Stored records
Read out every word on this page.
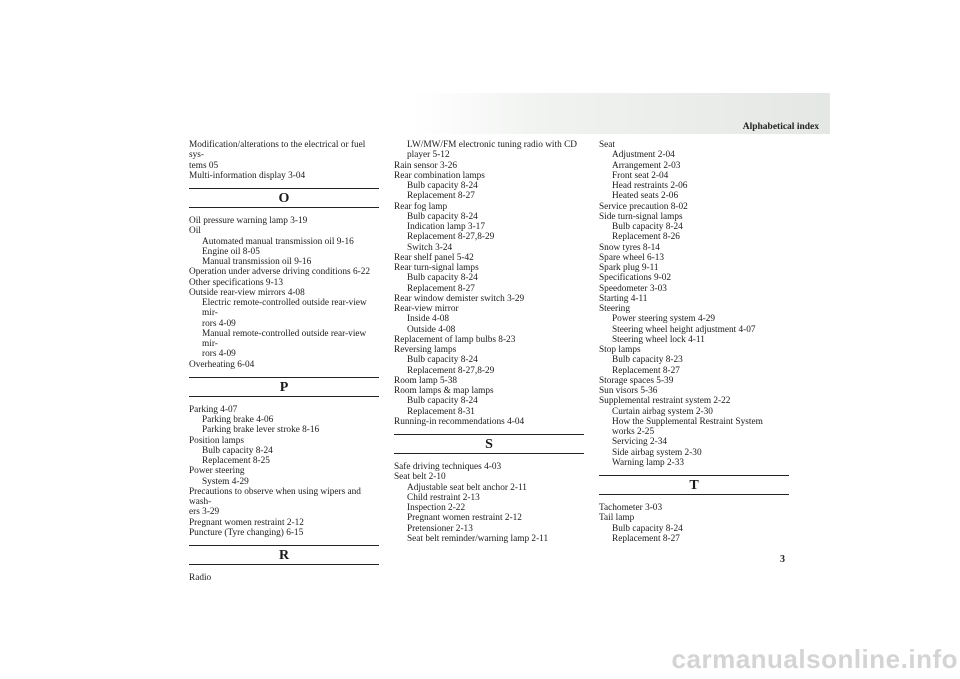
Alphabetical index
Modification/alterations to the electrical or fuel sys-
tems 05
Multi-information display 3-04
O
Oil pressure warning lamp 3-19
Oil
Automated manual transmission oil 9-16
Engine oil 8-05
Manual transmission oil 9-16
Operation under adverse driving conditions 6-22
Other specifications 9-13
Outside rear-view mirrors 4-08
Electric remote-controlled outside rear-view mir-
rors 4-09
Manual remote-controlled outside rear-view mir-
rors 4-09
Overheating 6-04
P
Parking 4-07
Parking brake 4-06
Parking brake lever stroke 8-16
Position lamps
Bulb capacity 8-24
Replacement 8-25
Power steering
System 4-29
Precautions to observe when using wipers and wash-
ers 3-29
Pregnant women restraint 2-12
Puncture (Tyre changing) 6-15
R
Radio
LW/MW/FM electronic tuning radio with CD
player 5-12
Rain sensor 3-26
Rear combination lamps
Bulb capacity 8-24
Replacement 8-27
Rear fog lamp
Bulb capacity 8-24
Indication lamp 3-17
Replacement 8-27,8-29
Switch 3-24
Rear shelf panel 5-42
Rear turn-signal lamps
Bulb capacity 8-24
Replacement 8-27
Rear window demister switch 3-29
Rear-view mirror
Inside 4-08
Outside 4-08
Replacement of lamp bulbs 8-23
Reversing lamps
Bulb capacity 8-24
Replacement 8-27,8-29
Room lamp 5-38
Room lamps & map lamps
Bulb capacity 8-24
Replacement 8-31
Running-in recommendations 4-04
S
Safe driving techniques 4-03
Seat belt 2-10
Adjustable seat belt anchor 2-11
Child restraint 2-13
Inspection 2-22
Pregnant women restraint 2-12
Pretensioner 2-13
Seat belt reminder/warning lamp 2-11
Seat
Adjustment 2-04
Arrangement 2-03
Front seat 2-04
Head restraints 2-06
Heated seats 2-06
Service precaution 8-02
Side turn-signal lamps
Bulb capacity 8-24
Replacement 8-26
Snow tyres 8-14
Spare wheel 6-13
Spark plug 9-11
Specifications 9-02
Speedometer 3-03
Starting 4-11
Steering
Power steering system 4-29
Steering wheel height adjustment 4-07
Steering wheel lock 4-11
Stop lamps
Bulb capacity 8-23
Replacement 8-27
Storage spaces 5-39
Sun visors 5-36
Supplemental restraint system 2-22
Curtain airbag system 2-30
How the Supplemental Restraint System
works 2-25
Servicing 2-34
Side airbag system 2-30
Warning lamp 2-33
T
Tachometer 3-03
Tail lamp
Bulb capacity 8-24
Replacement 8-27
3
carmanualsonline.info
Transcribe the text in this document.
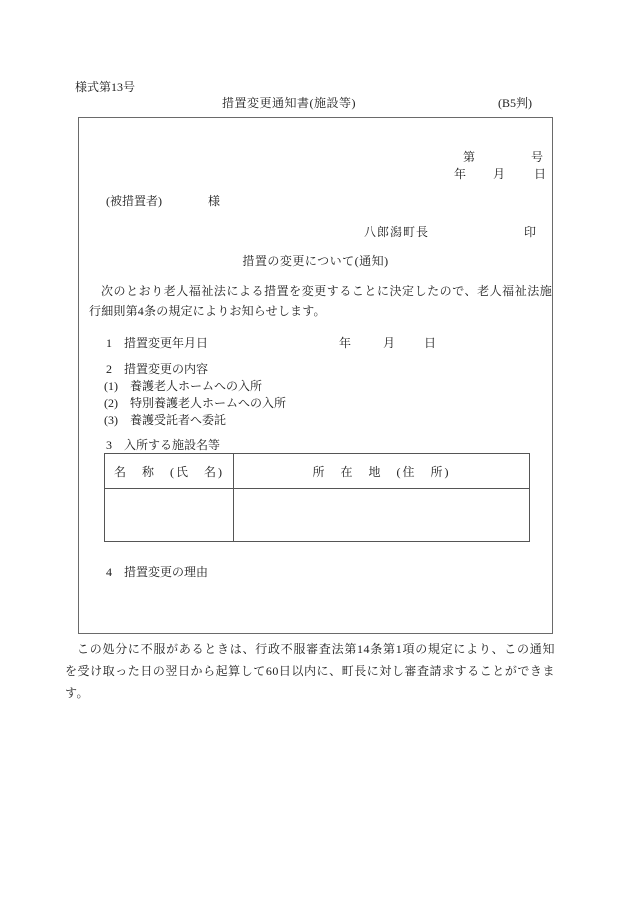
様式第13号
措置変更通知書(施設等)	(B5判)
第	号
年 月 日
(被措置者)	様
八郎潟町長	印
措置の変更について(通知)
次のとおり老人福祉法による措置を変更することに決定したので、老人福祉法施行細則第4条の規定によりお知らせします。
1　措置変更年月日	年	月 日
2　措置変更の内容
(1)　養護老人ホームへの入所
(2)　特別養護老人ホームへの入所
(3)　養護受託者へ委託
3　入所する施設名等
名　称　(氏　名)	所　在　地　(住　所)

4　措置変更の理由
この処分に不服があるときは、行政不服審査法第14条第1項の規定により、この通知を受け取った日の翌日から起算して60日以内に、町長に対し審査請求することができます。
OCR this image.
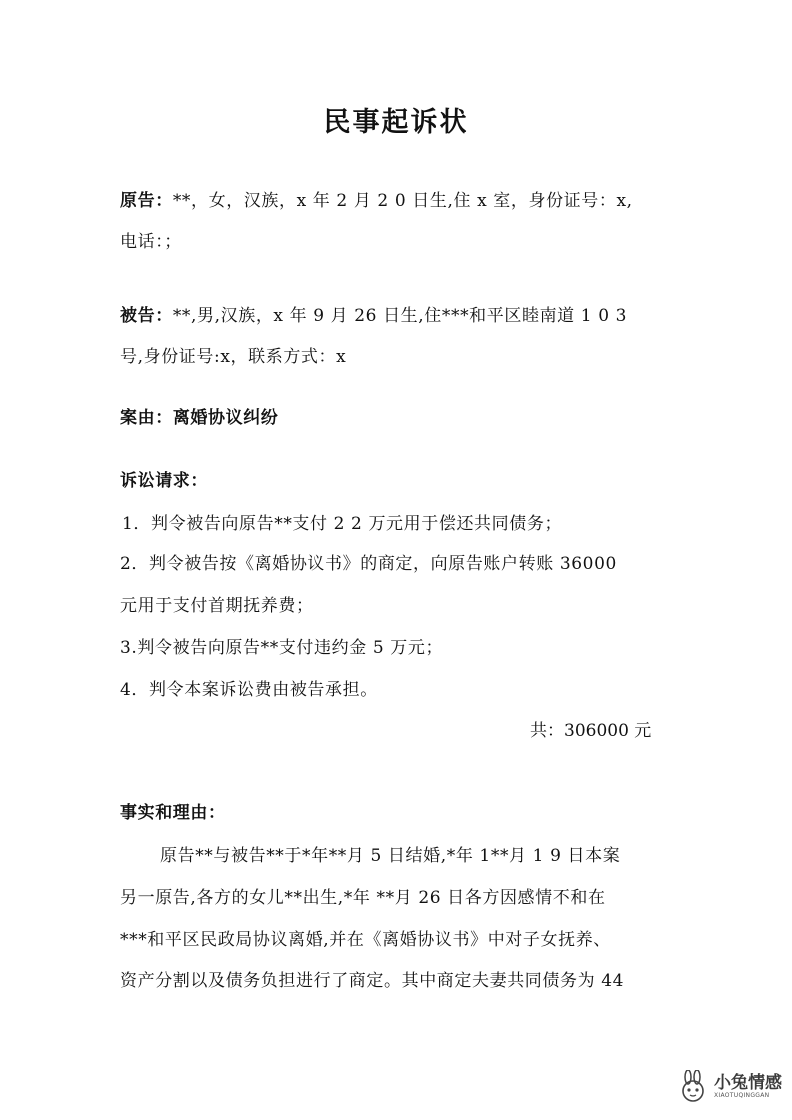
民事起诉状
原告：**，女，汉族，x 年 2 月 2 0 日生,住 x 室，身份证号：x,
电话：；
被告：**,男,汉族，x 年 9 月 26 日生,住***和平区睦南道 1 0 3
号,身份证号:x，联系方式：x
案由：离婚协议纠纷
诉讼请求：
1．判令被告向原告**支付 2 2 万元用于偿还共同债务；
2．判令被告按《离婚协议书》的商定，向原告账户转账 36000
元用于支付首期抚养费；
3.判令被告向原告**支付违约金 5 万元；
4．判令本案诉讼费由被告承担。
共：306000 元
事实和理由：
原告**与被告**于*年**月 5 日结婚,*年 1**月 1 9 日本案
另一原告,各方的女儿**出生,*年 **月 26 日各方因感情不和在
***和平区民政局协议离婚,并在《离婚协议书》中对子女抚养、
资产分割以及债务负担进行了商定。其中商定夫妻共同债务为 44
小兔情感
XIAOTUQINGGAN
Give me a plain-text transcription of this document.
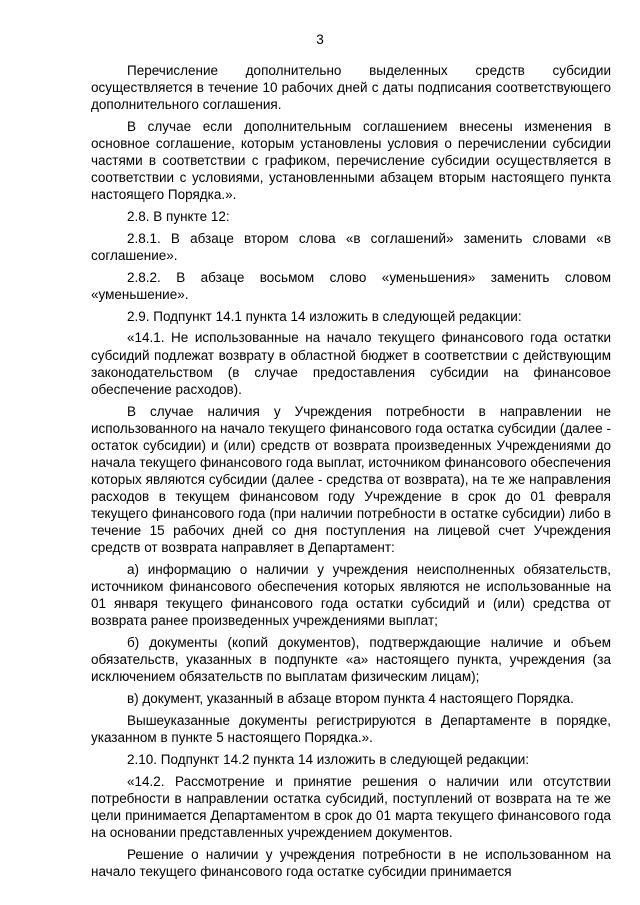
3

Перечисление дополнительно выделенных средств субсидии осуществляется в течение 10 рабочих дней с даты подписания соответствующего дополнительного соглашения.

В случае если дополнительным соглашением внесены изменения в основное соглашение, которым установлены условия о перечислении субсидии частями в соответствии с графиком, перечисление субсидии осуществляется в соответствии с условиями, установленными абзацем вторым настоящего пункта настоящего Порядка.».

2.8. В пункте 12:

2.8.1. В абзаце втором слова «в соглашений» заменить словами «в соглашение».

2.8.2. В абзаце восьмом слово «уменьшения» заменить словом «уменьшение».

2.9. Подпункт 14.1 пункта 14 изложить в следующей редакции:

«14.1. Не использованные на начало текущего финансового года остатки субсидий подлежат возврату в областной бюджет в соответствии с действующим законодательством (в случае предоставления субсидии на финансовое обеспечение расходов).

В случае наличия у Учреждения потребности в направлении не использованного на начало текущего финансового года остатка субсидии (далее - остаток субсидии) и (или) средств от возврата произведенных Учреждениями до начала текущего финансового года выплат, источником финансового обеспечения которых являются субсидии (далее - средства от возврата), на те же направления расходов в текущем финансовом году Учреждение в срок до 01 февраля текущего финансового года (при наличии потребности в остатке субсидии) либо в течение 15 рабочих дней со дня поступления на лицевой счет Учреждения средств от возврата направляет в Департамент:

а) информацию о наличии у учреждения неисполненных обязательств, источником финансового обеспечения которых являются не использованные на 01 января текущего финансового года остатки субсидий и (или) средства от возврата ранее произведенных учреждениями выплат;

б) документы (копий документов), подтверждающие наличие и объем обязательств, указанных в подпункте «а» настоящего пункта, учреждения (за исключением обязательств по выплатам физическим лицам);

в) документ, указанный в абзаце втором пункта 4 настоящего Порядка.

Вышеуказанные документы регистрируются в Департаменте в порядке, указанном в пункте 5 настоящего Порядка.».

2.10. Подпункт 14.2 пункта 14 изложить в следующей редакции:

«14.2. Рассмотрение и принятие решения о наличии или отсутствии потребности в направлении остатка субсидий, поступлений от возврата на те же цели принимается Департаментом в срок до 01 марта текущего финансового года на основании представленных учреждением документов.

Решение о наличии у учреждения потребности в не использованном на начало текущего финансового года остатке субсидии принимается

Problem statement>
Work out how many lines in the records above contain the word "следующей", and give only that number.

Complete answer>
2